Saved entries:
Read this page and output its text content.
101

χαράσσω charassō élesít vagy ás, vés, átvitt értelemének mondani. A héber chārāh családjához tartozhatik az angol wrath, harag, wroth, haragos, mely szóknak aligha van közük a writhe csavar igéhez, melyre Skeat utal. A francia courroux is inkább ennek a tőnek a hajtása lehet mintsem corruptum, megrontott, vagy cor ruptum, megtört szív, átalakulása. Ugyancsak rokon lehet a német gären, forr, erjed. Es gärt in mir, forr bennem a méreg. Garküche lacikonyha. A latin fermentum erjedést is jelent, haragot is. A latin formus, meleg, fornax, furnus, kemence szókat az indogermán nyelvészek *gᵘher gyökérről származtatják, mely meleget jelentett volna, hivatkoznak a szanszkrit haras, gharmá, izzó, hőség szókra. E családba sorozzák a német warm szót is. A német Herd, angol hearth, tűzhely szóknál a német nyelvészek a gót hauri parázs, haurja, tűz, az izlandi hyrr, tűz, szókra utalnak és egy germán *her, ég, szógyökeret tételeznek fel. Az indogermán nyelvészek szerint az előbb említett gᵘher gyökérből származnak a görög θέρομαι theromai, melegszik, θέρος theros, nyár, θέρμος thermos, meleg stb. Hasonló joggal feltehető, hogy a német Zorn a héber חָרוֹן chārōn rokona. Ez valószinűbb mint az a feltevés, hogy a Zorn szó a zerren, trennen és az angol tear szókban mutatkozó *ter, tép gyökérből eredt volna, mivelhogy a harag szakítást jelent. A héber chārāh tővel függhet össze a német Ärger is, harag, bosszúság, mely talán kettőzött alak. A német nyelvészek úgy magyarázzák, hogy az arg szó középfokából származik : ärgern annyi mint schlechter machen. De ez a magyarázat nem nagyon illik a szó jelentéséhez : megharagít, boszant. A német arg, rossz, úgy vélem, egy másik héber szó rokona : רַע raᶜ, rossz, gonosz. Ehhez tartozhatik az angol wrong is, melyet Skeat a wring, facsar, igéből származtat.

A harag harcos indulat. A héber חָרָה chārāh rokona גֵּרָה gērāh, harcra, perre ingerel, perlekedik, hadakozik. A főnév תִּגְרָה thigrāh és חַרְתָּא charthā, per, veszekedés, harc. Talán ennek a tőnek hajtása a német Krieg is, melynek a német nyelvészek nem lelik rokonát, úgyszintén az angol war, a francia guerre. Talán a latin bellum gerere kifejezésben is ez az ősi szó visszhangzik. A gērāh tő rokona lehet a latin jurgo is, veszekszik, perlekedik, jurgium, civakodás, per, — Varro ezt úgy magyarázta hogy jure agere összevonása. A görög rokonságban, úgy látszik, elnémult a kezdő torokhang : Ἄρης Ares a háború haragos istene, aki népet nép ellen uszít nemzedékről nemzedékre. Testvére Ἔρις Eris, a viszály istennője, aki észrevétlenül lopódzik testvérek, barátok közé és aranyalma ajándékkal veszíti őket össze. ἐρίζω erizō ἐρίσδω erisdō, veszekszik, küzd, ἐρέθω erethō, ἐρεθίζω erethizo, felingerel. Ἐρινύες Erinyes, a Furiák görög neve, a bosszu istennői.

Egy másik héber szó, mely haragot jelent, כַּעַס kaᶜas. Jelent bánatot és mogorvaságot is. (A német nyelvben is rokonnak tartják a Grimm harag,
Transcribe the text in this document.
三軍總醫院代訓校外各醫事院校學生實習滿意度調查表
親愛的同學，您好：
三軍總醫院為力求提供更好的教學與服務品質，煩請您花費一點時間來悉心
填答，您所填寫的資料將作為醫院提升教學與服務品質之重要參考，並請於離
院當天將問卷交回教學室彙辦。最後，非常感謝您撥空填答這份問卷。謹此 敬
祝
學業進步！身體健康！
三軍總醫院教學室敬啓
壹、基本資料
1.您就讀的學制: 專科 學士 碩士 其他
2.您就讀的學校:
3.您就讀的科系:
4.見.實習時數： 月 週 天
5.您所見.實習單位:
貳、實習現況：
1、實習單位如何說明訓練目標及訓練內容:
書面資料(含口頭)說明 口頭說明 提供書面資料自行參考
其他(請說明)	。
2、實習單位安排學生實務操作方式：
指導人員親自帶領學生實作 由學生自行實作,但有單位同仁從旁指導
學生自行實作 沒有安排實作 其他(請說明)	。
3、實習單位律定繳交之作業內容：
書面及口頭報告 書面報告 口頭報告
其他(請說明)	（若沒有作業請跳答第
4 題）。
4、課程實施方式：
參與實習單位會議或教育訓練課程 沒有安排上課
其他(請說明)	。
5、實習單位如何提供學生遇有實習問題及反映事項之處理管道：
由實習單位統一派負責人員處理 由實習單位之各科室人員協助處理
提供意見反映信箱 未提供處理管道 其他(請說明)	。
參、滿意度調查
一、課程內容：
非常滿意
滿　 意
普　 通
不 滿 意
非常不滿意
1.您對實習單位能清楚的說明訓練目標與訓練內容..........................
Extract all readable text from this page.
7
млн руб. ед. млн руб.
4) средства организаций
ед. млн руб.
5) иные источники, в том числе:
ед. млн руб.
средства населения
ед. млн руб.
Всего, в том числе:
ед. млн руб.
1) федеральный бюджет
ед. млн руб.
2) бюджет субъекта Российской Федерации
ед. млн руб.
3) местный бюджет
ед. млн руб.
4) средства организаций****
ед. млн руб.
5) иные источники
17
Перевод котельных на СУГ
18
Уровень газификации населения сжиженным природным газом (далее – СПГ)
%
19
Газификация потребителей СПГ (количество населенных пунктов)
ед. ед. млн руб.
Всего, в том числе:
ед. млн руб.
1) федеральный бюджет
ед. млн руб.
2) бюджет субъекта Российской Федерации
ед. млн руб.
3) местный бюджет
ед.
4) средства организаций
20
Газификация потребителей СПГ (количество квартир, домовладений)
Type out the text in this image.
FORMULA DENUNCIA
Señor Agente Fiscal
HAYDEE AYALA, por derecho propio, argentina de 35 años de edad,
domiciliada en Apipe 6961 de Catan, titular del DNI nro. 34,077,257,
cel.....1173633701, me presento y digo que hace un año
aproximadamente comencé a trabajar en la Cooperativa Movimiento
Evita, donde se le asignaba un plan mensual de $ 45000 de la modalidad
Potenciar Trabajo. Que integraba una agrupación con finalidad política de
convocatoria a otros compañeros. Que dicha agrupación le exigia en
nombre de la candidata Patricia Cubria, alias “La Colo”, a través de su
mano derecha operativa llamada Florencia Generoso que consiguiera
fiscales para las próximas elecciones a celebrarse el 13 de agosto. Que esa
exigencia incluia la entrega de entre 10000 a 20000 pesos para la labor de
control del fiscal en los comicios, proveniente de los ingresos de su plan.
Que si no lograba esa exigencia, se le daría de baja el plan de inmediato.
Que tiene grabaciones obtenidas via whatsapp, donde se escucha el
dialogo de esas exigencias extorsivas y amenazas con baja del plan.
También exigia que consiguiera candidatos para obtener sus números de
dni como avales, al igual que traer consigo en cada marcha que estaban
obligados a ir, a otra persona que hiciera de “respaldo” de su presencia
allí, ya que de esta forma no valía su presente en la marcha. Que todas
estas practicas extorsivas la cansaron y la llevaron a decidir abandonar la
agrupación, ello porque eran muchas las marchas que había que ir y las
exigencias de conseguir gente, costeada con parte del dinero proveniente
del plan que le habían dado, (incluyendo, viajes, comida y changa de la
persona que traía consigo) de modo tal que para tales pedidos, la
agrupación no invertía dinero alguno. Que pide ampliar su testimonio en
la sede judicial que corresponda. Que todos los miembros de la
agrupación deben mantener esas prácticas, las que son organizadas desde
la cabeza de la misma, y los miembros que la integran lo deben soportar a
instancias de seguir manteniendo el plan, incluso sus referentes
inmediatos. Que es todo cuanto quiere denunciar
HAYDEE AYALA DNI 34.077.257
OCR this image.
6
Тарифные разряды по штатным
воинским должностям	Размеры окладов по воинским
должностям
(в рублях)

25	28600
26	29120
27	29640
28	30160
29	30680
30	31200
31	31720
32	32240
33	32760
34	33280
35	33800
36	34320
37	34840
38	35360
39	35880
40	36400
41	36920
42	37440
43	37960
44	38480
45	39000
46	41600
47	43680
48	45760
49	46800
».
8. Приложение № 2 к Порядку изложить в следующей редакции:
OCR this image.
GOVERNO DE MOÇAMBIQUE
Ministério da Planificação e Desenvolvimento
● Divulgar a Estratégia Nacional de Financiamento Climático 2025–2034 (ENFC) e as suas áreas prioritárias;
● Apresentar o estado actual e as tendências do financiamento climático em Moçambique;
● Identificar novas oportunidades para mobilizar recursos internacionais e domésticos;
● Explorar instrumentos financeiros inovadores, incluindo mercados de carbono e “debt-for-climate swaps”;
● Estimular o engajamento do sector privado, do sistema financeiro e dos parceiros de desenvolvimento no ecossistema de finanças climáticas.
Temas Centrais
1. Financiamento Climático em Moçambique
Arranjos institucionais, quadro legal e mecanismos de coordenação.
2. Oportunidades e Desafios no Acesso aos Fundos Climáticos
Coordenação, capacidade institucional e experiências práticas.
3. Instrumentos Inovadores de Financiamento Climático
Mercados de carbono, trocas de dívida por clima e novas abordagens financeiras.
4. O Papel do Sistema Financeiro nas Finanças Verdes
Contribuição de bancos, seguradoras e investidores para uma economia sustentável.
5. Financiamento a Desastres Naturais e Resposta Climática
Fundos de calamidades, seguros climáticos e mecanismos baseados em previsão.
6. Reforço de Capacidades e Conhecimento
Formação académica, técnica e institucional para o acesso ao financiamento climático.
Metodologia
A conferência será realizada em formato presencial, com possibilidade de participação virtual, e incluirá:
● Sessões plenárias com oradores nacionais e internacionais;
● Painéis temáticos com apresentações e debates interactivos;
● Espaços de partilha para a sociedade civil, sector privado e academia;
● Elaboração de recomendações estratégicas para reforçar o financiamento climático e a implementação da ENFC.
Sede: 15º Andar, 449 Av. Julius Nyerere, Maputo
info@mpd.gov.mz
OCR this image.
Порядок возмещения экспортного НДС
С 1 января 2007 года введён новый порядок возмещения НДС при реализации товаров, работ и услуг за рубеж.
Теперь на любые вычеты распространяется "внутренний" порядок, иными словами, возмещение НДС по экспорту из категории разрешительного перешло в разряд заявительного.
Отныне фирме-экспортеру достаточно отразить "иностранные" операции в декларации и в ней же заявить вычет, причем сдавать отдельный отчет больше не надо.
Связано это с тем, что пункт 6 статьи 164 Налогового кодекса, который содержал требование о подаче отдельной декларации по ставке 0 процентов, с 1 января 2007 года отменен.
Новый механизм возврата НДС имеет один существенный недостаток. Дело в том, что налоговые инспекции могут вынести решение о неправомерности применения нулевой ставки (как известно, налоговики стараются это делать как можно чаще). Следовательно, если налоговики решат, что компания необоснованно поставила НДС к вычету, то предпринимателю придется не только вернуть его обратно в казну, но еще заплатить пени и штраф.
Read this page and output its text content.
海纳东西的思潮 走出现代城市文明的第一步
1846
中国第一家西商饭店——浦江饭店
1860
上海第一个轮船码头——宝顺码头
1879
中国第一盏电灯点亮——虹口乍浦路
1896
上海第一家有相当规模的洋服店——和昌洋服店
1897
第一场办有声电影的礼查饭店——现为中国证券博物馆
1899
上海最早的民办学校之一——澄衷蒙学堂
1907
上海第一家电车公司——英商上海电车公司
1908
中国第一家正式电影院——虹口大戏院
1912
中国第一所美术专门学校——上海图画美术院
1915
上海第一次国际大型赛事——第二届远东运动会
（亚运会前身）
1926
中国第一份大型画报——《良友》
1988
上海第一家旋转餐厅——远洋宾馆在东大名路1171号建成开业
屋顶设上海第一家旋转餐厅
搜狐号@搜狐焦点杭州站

▶ [Written request] In the listing, find every line with the word "miembros" and state how many there are, nothing more.

▶ [Worked solution] 2